Problem:
Spot each line in the records below where the word "hebdomadaires" occurs, then copy it.

Stored entries:
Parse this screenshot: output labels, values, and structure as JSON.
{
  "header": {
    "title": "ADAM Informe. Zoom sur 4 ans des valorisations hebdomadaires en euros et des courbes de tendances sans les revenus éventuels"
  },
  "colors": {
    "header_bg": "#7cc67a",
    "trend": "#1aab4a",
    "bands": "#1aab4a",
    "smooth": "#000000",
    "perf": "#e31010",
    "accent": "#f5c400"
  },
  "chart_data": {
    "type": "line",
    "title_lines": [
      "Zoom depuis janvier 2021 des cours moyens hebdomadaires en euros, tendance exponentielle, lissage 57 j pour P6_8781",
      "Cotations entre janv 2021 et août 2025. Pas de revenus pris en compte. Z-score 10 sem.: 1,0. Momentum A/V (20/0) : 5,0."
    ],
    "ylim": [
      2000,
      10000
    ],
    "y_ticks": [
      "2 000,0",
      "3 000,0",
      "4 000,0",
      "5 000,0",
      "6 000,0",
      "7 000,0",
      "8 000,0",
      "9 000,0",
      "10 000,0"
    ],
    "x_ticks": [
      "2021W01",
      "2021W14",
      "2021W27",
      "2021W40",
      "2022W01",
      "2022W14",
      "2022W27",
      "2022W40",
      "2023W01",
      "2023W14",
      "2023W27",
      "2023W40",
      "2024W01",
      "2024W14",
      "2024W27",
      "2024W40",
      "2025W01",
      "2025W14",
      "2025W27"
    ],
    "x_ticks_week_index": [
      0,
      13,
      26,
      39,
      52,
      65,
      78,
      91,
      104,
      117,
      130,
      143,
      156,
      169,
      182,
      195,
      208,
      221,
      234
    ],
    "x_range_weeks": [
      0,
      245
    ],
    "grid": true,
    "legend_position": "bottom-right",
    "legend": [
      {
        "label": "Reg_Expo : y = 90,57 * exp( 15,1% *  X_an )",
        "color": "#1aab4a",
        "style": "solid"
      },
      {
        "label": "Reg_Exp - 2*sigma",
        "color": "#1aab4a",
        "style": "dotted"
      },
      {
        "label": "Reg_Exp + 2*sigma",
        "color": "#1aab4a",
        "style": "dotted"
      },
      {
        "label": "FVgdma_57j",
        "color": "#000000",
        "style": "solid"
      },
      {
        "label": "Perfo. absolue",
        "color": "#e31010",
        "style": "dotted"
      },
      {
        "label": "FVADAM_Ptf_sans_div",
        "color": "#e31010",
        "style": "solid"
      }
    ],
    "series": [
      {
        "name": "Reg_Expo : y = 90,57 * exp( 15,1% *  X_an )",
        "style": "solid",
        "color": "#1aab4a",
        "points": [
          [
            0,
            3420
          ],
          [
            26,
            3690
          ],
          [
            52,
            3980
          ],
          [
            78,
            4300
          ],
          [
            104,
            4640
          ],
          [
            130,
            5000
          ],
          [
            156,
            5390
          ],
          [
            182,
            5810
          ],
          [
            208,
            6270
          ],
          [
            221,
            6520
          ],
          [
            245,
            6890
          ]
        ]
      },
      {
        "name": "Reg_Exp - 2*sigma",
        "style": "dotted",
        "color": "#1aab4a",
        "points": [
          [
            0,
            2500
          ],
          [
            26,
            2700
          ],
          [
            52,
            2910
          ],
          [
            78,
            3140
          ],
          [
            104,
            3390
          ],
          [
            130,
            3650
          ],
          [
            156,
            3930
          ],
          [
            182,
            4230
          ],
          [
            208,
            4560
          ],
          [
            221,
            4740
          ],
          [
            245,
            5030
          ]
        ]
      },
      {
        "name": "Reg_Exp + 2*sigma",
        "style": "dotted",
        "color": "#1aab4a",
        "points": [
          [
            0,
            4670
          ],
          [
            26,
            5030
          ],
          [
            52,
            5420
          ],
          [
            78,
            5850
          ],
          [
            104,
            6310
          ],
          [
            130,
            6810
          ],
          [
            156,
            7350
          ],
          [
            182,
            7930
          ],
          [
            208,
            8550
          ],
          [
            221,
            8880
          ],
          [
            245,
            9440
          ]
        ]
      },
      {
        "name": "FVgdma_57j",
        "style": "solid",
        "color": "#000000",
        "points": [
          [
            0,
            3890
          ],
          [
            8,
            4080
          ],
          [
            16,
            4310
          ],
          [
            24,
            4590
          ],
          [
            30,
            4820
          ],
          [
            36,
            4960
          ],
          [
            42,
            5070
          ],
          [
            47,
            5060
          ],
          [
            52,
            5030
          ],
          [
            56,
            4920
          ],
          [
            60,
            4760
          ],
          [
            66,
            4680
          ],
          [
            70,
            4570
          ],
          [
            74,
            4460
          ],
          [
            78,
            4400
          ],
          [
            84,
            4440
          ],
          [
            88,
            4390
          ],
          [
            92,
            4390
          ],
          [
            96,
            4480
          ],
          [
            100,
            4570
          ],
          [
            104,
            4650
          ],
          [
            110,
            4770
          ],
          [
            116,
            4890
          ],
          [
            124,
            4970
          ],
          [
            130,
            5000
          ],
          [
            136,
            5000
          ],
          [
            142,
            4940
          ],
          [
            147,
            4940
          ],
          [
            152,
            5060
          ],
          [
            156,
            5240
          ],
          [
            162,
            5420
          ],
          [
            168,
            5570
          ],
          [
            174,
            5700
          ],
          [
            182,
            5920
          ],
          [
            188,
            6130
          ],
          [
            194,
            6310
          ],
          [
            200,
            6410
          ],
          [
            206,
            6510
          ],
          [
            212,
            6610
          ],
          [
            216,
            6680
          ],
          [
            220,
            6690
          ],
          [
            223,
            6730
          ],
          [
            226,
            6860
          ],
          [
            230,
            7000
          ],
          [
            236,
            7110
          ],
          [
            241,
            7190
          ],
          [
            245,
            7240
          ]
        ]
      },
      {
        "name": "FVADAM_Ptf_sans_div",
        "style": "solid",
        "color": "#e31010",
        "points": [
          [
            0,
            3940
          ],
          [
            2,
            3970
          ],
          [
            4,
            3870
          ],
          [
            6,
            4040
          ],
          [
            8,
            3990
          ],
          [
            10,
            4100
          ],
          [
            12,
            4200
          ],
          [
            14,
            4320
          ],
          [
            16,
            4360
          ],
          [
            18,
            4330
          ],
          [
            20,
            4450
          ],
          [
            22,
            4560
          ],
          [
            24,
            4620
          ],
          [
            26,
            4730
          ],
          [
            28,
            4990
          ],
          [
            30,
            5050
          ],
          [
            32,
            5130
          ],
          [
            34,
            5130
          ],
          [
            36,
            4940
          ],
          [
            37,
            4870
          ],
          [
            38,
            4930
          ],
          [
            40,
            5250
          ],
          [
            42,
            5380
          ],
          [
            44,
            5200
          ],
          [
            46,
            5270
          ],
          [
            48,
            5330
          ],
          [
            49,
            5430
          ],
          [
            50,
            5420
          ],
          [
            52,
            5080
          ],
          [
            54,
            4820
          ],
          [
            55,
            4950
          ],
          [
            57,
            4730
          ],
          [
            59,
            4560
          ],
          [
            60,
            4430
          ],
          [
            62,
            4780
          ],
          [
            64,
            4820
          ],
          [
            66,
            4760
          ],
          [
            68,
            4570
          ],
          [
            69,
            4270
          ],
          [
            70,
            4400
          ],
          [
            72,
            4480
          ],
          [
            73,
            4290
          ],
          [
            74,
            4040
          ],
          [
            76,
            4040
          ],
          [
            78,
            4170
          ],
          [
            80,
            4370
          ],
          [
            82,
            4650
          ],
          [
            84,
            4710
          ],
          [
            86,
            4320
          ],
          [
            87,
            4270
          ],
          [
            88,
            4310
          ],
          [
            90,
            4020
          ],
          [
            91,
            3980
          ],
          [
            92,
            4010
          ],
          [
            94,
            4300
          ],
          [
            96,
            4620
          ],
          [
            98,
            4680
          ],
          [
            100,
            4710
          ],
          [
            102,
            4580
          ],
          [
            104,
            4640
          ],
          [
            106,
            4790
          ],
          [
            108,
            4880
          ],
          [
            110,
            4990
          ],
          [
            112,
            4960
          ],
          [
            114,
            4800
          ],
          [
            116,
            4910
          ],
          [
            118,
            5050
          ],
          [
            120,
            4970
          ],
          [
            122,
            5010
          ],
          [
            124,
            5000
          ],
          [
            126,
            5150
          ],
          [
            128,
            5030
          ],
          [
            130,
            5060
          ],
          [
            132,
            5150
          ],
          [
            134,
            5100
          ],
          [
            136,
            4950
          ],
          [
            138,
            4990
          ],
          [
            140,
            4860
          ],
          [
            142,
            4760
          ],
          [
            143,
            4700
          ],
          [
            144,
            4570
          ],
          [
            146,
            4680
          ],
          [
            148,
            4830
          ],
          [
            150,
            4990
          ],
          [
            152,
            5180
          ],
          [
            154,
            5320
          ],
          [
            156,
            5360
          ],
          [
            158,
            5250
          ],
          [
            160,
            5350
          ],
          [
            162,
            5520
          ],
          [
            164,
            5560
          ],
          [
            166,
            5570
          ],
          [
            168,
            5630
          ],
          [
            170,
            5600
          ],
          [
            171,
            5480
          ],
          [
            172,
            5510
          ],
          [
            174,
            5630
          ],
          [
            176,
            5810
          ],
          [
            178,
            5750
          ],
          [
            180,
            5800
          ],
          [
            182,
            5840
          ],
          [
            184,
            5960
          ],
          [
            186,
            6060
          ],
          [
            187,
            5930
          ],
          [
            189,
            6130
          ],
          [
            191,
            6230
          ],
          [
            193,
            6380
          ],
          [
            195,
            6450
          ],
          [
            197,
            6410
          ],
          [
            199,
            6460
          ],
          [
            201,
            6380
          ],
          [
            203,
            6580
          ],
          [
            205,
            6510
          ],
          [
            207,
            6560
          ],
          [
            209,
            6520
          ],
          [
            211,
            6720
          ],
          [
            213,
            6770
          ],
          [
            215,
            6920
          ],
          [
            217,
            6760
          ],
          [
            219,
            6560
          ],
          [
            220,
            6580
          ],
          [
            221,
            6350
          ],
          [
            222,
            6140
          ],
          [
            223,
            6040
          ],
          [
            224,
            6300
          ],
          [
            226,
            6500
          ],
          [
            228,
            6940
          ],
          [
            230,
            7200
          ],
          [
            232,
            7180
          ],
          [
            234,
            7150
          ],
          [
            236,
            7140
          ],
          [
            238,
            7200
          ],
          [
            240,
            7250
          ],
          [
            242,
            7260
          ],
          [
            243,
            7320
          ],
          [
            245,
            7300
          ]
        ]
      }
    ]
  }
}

Result of this exercise:
    "title": "ADAM Informe. Zoom sur 4 ans des valorisations hebdomadaires en euros et des courbes de tendances sans les revenus éventuels"
      "Zoom depuis janvier 2021 des cours moyens hebdomadaires en euros, tendance exponentielle, lissage 57 j pour P6_8781",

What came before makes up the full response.